Objective =
Transcribe the listing verbatim. Do not carry over any pictures.

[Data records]
------------------------------------------------

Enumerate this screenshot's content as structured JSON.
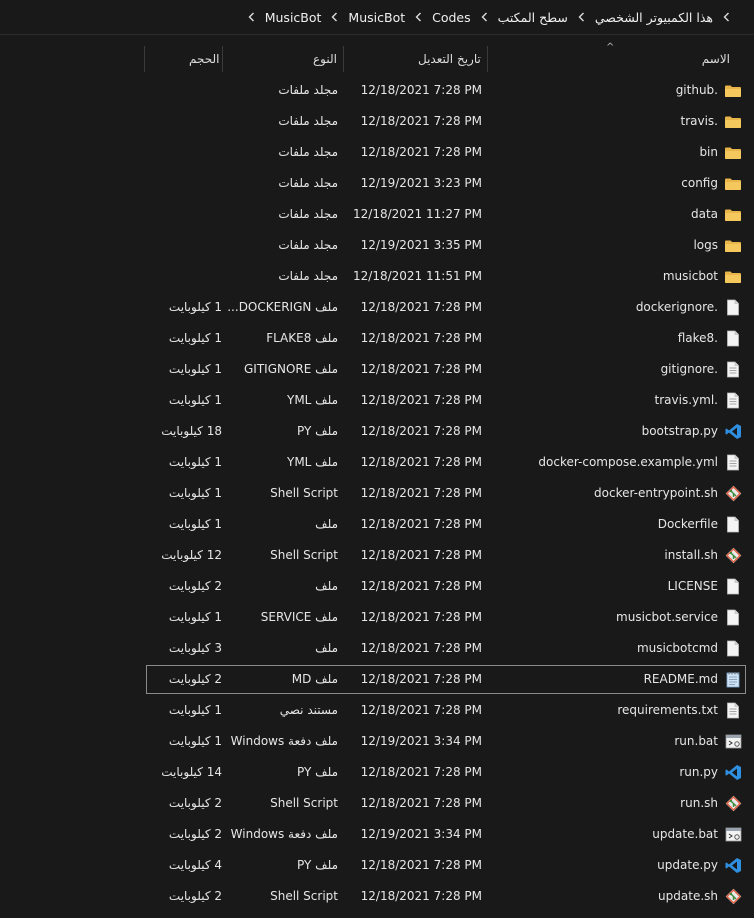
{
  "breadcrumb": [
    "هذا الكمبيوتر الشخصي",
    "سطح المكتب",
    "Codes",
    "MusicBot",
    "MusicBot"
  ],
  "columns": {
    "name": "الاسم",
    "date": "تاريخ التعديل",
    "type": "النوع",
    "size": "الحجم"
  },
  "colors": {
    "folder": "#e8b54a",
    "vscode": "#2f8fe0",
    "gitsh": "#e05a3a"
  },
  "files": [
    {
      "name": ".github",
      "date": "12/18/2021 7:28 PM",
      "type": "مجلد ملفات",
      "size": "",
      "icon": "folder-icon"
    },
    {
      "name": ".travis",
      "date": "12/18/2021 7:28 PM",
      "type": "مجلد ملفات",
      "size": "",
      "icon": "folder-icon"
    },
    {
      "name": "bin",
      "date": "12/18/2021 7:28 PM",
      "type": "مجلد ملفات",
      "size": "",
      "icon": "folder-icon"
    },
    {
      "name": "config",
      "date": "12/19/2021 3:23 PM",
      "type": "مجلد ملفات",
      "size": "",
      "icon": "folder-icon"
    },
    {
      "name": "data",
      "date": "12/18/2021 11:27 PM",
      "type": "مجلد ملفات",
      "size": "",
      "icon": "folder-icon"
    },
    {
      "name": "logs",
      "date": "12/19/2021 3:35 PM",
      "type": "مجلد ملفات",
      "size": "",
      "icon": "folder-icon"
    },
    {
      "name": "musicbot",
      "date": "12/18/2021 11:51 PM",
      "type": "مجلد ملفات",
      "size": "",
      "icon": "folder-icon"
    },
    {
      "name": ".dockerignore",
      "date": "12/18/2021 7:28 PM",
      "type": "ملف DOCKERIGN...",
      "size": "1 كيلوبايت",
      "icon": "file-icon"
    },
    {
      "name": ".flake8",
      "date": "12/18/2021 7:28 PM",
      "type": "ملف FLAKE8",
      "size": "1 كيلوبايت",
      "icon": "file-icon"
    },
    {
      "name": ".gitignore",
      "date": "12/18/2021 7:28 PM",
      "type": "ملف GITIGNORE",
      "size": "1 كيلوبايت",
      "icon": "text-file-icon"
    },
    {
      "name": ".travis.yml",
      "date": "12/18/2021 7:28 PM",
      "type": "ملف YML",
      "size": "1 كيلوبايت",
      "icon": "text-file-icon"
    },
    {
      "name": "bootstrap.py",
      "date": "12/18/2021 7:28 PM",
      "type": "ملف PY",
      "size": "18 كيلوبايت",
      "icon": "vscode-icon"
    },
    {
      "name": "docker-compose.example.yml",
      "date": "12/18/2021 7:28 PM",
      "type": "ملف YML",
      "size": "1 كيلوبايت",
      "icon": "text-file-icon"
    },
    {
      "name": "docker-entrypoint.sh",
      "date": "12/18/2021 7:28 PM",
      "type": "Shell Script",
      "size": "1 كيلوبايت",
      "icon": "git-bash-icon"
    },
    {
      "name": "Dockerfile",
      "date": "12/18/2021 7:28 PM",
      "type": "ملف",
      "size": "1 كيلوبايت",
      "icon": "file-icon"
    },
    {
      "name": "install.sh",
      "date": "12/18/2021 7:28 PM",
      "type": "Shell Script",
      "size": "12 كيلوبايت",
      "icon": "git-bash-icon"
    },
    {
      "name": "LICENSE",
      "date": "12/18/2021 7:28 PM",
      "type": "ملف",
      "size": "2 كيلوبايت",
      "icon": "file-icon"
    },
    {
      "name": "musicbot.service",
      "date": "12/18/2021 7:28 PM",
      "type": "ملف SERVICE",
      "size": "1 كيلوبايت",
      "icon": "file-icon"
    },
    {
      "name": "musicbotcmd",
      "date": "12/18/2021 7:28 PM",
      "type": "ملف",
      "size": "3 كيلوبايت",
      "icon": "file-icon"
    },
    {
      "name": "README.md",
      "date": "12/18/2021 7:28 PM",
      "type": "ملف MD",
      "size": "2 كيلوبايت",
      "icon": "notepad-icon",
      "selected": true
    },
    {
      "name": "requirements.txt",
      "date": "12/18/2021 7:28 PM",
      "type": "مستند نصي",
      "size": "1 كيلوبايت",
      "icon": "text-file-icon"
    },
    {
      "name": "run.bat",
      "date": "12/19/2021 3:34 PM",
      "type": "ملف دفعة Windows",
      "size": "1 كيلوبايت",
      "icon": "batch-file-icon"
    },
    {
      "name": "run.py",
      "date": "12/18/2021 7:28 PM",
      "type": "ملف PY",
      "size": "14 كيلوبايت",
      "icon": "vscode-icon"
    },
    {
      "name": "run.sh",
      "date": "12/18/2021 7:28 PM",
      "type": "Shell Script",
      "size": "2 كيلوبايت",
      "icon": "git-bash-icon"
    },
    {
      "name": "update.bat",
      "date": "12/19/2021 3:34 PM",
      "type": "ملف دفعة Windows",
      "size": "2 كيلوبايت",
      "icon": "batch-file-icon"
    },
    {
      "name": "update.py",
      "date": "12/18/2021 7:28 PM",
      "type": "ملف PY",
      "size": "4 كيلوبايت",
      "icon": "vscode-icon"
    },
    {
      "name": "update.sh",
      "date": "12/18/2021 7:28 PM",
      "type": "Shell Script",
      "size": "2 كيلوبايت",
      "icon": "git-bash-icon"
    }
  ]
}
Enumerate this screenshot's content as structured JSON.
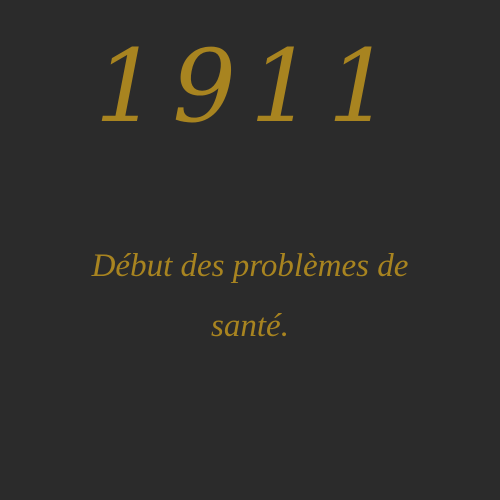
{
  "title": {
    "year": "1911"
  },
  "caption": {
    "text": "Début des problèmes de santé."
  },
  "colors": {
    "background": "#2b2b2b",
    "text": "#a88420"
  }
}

------------------------------------------------

Solution to this problem =
Enumerate this screenshot's content as structured JSON.
{
  "breadcrumb": [
    "هذا الكمبيوتر الشخصي",
    "سطح المكتب",
    "Codes",
    "MusicBot",
    "MusicBot"
  ],
  "columns": {
    "name": "الاسم",
    "date": "تاريخ التعديل",
    "type": "النوع",
    "size": "الحجم"
  },
  "colors": {
    "folder": "#e8b54a",
    "vscode": "#2f8fe0",
    "gitsh": "#e05a3a"
  },
  "files": [
    {
      "name": ".github",
      "date": "12/18/2021 7:28 PM",
      "type": "مجلد ملفات",
      "size": "",
      "icon": "folder-icon"
    },
    {
      "name": ".travis",
      "date": "12/18/2021 7:28 PM",
      "type": "مجلد ملفات",
      "size": "",
      "icon": "folder-icon"
    },
    {
      "name": "bin",
      "date": "12/18/2021 7:28 PM",
      "type": "مجلد ملفات",
      "size": "",
      "icon": "folder-icon"
    },
    {
      "name": "config",
      "date": "12/19/2021 3:23 PM",
      "type": "مجلد ملفات",
      "size": "",
      "icon": "folder-icon"
    },
    {
      "name": "data",
      "date": "12/18/2021 11:27 PM",
      "type": "مجلد ملفات",
      "size": "",
      "icon": "folder-icon"
    },
    {
      "name": "logs",
      "date": "12/19/2021 3:35 PM",
      "type": "مجلد ملفات",
      "size": "",
      "icon": "folder-icon"
    },
    {
      "name": "musicbot",
      "date": "12/18/2021 11:51 PM",
      "type": "مجلد ملفات",
      "size": "",
      "icon": "folder-icon"
    },
    {
      "name": ".dockerignore",
      "date": "12/18/2021 7:28 PM",
      "type": "ملف DOCKERIGN...",
      "size": "1 كيلوبايت",
      "icon": "file-icon"
    },
    {
      "name": ".flake8",
      "date": "12/18/2021 7:28 PM",
      "type": "ملف FLAKE8",
      "size": "1 كيلوبايت",
      "icon": "file-icon"
    },
    {
      "name": ".gitignore",
      "date": "12/18/2021 7:28 PM",
      "type": "ملف GITIGNORE",
      "size": "1 كيلوبايت",
      "icon": "text-file-icon"
    },
    {
      "name": ".travis.yml",
      "date": "12/18/2021 7:28 PM",
      "type": "ملف YML",
      "size": "1 كيلوبايت",
      "icon": "text-file-icon"
    },
    {
      "name": "bootstrap.py",
      "date": "12/18/2021 7:28 PM",
      "type": "ملف PY",
      "size": "18 كيلوبايت",
      "icon": "vscode-icon"
    },
    {
      "name": "docker-compose.example.yml",
      "date": "12/18/2021 7:28 PM",
      "type": "ملف YML",
      "size": "1 كيلوبايت",
      "icon": "text-file-icon"
    },
    {
      "name": "docker-entrypoint.sh",
      "date": "12/18/2021 7:28 PM",
      "type": "Shell Script",
      "size": "1 كيلوبايت",
      "icon": "git-bash-icon"
    },
    {
      "name": "Dockerfile",
      "date": "12/18/2021 7:28 PM",
      "type": "ملف",
      "size": "1 كيلوبايت",
      "icon": "file-icon"
    },
    {
      "name": "install.sh",
      "date": "12/18/2021 7:28 PM",
      "type": "Shell Script",
      "size": "12 كيلوبايت",
      "icon": "git-bash-icon"
    },
    {
      "name": "LICENSE",
      "date": "12/18/2021 7:28 PM",
      "type": "ملف",
      "size": "2 كيلوبايت",
      "icon": "file-icon"
    },
    {
      "name": "musicbot.service",
      "date": "12/18/2021 7:28 PM",
      "type": "ملف SERVICE",
      "size": "1 كيلوبايت",
      "icon": "file-icon"
    },
    {
      "name": "musicbotcmd",
      "date": "12/18/2021 7:28 PM",
      "type": "ملف",
      "size": "3 كيلوبايت",
      "icon": "file-icon"
    },
    {
      "name": "README.md",
      "date": "12/18/2021 7:28 PM",
      "type": "ملف MD",
      "size": "2 كيلوبايت",
      "icon": "notepad-icon",
      "selected": true
    },
    {
      "name": "requirements.txt",
      "date": "12/18/2021 7:28 PM",
      "type": "مستند نصي",
      "size": "1 كيلوبايت",
      "icon": "text-file-icon"
    },
    {
      "name": "run.bat",
      "date": "12/19/2021 3:34 PM",
      "type": "ملف دفعة Windows",
      "size": "1 كيلوبايت",
      "icon": "batch-file-icon"
    },
    {
      "name": "run.py",
      "date": "12/18/2021 7:28 PM",
      "type": "ملف PY",
      "size": "14 كيلوبايت",
      "icon": "vscode-icon"
    },
    {
      "name": "run.sh",
      "date": "12/18/2021 7:28 PM",
      "type": "Shell Script",
      "size": "2 كيلوبايت",
      "icon": "git-bash-icon"
    },
    {
      "name": "update.bat",
      "date": "12/19/2021 3:34 PM",
      "type": "ملف دفعة Windows",
      "size": "2 كيلوبايت",
      "icon": "batch-file-icon"
    },
    {
      "name": "update.py",
      "date": "12/18/2021 7:28 PM",
      "type": "ملف PY",
      "size": "4 كيلوبايت",
      "icon": "vscode-icon"
    },
    {
      "name": "update.sh",
      "date": "12/18/2021 7:28 PM",
      "type": "Shell Script",
      "size": "2 كيلوبايت",
      "icon": "git-bash-icon"
    }
  ]
}
Enumerate this screenshot's content as structured JSON.
{
  "title": {
    "year": "1911"
  },
  "caption": {
    "text": "Début des problèmes de santé."
  },
  "colors": {
    "background": "#2b2b2b",
    "text": "#a88420"
  }
}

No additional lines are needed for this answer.